Looking at the listing beneath, work out how many lines hold "source" and report only that figure.

## BEGIN SUPPLIED DATA

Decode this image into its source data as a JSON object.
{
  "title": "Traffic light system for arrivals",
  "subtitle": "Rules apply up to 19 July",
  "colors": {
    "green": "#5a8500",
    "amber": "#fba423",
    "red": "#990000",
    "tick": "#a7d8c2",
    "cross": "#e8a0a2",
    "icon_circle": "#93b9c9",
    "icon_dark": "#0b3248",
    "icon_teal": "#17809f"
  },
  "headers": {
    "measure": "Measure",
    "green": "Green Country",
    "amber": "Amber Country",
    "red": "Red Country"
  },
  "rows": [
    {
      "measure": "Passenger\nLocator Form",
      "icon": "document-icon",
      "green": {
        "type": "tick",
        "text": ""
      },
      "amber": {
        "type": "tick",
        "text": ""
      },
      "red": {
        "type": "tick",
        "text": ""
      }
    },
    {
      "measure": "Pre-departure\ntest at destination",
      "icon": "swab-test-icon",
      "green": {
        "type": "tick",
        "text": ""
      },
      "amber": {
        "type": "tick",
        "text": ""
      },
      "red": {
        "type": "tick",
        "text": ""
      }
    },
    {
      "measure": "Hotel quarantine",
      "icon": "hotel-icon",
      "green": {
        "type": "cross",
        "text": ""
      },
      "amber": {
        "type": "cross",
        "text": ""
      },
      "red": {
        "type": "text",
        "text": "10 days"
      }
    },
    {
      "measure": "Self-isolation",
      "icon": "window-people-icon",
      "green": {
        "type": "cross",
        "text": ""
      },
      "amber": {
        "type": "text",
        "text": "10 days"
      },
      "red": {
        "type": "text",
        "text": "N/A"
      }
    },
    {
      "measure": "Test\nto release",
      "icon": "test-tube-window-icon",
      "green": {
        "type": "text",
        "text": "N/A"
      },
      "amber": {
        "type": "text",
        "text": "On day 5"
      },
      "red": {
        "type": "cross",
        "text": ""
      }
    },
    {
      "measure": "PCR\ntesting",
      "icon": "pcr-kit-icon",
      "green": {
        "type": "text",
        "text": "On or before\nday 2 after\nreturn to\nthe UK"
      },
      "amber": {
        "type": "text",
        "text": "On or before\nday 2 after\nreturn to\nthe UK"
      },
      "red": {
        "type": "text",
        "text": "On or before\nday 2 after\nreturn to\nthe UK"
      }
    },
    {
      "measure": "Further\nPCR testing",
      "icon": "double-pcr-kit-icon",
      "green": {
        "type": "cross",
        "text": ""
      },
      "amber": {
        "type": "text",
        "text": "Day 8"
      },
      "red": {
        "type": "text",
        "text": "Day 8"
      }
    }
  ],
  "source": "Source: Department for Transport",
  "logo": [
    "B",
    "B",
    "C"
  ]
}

## END SUPPLIED DATA

RESPONSE :: 2